— START —

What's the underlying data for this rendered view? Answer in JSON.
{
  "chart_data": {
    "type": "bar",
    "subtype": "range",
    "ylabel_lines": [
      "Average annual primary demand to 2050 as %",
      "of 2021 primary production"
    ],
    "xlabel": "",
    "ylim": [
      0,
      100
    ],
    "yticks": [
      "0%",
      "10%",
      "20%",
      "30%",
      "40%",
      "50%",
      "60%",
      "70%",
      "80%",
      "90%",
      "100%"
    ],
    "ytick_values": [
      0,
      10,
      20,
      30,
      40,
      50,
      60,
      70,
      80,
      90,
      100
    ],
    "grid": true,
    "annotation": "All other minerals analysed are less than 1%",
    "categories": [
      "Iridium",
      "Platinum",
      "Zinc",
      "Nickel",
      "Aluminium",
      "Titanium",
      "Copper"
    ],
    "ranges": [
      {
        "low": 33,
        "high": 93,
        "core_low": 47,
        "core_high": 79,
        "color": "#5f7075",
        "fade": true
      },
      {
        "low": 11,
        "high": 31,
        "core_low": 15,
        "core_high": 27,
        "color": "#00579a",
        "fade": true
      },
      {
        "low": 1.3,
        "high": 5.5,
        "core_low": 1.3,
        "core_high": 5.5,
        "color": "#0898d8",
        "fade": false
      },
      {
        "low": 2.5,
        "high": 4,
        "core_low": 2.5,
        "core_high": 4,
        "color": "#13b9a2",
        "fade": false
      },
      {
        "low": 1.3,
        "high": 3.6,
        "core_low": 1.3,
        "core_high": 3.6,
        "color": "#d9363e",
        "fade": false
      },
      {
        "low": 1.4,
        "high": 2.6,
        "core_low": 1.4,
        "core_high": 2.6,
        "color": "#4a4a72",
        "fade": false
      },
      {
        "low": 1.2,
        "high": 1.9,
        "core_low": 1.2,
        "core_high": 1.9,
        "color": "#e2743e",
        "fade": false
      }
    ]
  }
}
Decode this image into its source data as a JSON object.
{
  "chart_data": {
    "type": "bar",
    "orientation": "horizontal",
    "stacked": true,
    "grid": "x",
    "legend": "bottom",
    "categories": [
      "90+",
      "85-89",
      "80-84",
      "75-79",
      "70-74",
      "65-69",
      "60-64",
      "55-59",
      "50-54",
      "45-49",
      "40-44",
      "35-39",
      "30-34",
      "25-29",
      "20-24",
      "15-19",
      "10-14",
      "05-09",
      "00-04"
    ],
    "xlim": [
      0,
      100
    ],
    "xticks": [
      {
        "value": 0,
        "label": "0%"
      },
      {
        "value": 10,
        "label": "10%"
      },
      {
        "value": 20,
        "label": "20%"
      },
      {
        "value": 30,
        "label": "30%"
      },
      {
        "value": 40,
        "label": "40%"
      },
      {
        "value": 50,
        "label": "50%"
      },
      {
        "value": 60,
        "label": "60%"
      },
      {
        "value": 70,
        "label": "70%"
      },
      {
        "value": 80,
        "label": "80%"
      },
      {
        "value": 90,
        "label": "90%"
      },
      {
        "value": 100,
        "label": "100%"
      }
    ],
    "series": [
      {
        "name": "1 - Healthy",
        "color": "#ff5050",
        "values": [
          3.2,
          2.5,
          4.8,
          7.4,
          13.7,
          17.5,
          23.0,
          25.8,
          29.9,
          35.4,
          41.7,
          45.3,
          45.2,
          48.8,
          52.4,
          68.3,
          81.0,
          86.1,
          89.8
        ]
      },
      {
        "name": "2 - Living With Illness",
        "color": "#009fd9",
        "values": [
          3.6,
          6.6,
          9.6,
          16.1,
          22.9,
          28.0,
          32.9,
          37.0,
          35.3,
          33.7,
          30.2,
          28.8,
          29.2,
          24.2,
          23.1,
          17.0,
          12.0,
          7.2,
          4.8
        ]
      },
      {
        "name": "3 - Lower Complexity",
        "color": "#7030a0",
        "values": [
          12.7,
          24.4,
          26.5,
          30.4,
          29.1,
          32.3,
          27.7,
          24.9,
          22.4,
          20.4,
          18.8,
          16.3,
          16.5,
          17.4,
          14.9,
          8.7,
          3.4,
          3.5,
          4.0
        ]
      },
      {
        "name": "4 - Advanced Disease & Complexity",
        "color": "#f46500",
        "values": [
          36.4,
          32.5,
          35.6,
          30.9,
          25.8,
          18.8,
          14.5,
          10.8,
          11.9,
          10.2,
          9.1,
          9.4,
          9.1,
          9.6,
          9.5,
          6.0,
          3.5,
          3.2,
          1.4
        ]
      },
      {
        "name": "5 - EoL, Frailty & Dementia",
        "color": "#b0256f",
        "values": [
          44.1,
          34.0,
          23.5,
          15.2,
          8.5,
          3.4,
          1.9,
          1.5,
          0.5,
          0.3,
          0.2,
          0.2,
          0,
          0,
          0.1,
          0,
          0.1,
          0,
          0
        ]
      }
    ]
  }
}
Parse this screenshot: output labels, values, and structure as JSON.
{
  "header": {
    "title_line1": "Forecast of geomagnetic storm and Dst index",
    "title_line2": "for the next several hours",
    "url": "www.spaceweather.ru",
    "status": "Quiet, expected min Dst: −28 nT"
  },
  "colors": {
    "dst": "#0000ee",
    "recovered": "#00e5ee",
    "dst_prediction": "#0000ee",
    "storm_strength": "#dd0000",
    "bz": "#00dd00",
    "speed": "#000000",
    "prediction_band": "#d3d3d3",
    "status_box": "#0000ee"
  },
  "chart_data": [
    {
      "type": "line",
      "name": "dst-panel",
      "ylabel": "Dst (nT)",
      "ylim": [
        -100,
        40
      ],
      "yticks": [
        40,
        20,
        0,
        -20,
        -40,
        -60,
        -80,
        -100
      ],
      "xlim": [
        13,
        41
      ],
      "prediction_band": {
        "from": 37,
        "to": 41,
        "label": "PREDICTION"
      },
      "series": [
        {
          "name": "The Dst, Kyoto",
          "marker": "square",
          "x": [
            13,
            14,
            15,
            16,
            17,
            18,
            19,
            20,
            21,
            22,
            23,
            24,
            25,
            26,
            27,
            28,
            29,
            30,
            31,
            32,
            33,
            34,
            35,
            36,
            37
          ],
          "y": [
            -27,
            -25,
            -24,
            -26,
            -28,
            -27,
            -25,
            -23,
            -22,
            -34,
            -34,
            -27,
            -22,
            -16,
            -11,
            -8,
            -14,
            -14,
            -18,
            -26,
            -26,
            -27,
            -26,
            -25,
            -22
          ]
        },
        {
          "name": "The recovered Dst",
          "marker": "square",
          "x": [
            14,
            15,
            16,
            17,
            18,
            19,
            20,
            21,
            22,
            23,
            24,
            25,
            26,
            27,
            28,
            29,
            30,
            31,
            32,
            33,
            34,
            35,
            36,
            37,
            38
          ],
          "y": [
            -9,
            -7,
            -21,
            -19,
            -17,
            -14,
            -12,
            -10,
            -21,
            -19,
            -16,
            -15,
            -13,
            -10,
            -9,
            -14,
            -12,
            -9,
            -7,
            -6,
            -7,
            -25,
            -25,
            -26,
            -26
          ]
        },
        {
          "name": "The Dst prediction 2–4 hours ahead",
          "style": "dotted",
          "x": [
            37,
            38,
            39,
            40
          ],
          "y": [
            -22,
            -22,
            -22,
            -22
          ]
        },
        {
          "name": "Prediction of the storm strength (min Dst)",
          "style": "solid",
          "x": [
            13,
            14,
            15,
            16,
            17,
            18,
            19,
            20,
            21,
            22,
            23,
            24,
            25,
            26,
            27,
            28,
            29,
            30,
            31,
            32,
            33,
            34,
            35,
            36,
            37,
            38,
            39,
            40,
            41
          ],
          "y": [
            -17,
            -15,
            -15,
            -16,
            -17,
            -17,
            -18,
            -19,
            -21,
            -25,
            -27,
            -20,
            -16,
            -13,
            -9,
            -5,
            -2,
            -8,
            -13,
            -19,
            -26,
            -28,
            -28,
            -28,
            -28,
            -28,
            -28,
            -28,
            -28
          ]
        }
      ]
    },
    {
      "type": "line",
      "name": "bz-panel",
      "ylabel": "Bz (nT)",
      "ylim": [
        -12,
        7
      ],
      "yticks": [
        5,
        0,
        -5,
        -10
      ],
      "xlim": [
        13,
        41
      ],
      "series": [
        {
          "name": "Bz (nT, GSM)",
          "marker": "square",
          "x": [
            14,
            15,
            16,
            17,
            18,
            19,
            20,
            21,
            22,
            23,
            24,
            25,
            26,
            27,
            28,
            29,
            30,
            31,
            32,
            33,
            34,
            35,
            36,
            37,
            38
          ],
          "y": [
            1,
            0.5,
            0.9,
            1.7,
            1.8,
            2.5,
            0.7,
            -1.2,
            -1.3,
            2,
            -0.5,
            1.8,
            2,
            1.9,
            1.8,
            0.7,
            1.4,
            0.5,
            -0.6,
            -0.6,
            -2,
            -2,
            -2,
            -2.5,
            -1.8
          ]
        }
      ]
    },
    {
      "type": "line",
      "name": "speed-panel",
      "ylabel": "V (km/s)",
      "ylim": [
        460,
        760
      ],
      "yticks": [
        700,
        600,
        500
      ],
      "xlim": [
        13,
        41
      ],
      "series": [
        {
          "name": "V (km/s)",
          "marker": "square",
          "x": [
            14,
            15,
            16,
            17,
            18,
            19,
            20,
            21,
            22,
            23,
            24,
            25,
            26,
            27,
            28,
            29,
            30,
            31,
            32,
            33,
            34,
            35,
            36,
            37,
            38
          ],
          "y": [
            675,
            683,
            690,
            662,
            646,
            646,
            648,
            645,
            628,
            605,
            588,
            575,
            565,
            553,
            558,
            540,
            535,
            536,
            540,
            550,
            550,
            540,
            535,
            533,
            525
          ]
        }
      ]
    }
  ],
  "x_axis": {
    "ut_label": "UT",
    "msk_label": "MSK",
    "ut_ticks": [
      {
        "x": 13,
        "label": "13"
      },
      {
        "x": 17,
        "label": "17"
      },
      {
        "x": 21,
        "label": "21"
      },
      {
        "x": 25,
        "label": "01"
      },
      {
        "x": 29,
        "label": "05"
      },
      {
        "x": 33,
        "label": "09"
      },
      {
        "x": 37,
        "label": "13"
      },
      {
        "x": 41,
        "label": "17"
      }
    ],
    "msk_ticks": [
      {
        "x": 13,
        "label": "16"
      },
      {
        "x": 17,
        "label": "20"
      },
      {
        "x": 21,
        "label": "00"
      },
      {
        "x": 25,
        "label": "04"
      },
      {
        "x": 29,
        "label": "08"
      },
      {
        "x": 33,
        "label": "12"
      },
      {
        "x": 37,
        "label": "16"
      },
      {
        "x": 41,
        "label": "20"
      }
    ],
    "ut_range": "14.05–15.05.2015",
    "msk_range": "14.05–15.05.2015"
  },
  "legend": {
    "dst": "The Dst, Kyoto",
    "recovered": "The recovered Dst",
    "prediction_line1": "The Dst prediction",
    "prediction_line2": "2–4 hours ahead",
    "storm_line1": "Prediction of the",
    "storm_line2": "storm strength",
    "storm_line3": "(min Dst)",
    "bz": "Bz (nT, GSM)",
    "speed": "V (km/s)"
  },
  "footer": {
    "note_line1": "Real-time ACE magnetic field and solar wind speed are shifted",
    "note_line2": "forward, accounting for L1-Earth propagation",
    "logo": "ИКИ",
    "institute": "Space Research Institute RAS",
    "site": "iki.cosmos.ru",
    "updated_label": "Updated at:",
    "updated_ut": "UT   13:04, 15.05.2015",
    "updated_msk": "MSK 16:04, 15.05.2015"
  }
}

— END —

— PROBLEM —
Search the data for the string "recovered" and copy each line where it appears.

— THE SOLUTION —
    "recovered": "#00e5ee",
          "name": "The recovered Dst",
    "recovered": "The recovered Dst",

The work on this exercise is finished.